Source document:
---------------

Commitment Increase. An increase in the Total Commitment to not more than $800,000,000.00 pursuant to §2.11.
Maturity Date. May 13, 2018, as such date may be extended as provided in §2.12, or such earlier date on which the Loans shall become due and payable pursuant to the terms hereof.
Revolving Credit Loan or Loans. An individual Revolving Credit Loan or the aggregate Revolving Credit Loans, as the case may be, in the maximum principal amount of $560,000,000.00 (subject to increase as provided in §2.11) to be made by the Lenders hereunder as more particularly described in §2. Without limiting the foregoing, Revolving Credit Loans shall also include Revolving Credit Loans made pursuant to §2.10(f).
Subsidiary Guarantors. Grizzly Ventures LLC, Grizzly Equity LLC, Tarantula Ventures LLC, Tarantula Interests LLC, Xeres Interests LLC, Xeres Management LLC, Xeres Ventures LLC, Whale Ventures LLC, Whale Interests LLC, Whale Holdings LLC, Rhino Equity LLC, Lemur Properties LLC, Porpoise Ventures LLC, Fox Properties LLC, Yak Interests LLC and Yak Management LLC, each a Delaware limited liability company, and any Additional Subsidiary Guarantor.

---------------

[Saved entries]
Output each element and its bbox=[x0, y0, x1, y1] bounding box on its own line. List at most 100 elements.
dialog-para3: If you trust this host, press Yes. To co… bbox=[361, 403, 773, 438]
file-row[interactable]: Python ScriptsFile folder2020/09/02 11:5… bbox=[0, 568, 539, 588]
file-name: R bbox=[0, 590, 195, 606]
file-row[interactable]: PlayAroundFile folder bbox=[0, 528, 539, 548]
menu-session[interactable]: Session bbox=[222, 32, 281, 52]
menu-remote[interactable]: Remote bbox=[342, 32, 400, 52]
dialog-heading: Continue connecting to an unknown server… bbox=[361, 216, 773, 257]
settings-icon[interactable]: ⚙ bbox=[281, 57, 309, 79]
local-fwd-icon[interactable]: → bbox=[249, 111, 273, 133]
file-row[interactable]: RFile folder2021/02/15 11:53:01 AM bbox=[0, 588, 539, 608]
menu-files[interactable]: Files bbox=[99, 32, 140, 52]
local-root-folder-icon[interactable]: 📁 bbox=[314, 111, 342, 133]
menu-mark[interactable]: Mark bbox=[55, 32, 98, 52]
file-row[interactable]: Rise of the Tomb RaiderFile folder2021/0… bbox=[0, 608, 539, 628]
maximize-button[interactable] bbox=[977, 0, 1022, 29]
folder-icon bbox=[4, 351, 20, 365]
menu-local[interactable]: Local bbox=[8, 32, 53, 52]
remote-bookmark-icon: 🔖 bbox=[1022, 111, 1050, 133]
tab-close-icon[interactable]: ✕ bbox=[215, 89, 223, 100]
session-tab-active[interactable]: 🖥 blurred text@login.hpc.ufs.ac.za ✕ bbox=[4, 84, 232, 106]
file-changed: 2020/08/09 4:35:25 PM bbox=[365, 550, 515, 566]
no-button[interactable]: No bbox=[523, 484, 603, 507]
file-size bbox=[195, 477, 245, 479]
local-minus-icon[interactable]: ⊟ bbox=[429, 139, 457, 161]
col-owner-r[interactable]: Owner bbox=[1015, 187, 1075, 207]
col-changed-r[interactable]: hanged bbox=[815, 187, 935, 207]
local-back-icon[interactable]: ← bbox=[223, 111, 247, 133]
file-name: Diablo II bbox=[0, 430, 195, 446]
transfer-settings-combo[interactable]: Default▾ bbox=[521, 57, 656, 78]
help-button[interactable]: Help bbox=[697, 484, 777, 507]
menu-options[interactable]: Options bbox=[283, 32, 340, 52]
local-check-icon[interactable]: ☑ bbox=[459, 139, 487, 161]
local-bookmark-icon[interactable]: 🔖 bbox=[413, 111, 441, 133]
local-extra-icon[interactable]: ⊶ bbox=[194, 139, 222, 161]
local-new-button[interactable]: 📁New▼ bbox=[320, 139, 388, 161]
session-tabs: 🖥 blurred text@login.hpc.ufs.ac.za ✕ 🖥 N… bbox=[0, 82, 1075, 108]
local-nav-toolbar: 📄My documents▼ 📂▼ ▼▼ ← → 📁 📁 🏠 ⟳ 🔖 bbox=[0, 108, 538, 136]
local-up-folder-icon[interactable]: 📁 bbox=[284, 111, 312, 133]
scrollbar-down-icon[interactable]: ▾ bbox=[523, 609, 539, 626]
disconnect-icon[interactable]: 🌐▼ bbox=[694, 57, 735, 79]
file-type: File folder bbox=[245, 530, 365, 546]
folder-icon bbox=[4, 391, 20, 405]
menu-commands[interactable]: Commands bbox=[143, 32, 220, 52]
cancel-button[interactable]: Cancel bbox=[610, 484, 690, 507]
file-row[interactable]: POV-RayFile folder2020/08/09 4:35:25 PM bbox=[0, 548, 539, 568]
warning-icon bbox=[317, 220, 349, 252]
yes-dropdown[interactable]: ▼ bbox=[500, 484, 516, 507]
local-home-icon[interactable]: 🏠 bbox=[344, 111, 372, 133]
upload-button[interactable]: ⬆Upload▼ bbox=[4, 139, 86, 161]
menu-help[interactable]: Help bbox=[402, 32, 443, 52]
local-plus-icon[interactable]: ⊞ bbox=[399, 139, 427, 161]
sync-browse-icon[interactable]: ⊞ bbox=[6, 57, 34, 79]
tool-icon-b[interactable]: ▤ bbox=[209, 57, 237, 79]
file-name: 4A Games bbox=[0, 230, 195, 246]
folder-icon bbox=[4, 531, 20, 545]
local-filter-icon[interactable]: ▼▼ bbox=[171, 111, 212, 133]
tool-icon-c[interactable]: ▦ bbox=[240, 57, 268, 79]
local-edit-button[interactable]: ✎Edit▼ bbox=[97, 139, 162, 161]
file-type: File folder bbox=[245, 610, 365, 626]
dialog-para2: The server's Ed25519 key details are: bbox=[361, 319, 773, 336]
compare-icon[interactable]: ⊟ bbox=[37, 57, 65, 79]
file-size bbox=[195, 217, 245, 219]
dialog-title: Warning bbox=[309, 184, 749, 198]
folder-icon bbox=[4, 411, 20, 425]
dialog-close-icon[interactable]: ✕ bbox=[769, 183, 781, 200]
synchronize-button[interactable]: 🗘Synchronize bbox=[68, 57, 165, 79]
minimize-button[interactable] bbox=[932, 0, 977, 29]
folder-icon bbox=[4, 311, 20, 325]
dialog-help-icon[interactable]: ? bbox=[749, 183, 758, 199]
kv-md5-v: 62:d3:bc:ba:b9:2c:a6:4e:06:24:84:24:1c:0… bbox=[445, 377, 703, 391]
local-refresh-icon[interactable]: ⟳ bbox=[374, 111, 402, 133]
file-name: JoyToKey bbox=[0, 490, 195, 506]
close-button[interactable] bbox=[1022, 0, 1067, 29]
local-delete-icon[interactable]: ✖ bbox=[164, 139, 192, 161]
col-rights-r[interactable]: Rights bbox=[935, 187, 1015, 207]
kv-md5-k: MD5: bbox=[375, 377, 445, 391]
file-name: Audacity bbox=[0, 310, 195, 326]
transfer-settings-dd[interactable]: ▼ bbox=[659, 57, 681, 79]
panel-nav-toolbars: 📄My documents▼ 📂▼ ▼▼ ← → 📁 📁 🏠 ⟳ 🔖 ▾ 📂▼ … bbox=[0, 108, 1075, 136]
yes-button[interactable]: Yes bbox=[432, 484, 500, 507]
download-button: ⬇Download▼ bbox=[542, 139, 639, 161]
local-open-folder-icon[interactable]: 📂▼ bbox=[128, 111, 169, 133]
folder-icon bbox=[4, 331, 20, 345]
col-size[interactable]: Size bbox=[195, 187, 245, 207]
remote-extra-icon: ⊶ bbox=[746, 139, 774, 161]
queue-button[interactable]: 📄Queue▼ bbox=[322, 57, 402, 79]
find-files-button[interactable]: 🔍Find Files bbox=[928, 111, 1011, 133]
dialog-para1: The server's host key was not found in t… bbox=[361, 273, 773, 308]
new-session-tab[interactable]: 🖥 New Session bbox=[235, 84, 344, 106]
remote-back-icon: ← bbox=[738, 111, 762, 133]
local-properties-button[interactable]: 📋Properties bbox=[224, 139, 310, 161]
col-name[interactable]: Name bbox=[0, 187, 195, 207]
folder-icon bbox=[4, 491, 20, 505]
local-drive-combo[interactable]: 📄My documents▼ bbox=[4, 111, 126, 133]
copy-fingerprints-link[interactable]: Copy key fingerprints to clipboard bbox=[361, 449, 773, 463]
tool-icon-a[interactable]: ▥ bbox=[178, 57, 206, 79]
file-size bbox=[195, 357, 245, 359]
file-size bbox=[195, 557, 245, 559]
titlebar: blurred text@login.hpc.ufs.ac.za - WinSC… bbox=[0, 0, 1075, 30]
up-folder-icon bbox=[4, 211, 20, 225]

---------------

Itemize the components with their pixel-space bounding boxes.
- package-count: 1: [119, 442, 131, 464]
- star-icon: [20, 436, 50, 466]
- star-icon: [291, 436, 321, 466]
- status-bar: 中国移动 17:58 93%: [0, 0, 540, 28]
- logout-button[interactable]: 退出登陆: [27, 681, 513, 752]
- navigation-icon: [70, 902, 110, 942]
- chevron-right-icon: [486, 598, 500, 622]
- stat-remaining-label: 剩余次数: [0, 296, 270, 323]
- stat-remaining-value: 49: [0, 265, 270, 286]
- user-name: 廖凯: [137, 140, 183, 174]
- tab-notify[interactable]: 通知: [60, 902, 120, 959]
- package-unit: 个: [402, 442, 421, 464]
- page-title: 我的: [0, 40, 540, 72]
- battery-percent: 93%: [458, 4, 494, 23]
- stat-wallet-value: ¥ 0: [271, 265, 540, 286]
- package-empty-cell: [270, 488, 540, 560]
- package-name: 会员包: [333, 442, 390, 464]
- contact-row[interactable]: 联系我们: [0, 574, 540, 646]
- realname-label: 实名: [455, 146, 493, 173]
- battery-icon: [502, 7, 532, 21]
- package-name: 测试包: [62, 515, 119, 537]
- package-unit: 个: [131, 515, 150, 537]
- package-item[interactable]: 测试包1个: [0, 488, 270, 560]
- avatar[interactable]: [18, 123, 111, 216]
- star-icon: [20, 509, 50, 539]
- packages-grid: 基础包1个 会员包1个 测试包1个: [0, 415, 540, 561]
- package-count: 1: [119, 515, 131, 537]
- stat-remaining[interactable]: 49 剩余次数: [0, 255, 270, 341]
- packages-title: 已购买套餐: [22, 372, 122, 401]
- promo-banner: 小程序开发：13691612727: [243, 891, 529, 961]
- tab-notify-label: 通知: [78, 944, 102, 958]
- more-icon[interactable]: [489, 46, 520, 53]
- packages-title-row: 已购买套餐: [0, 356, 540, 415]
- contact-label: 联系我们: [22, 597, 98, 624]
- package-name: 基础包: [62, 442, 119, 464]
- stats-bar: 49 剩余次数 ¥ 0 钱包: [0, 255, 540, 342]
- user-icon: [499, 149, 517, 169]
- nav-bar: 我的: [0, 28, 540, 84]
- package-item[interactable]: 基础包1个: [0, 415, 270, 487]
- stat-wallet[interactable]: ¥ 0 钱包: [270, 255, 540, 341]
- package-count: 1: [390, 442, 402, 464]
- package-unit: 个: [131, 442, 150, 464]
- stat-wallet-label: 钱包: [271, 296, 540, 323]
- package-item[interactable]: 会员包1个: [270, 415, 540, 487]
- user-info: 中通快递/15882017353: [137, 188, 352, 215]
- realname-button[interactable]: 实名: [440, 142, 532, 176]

---------------

Objectives:
(a) List every term that the loan definitions define.
(b) Answer these questions using the loan definitions:
(i) What is the Maturity Date, before any extension?
(ii) What is the maximum principal amount of the Revolving Credit Loans, before any increase?
(iii) In what state is each named Subsidiary Guarantor a limited liability company?

Solutions to the problems:
(a)
Commitment Increase
Maturity Date
Revolving Credit Loan or Loans
Subsidiary Guarantors

(b)
(i) May 13, 2018
(ii) $560,000,000.00
(iii) Delaware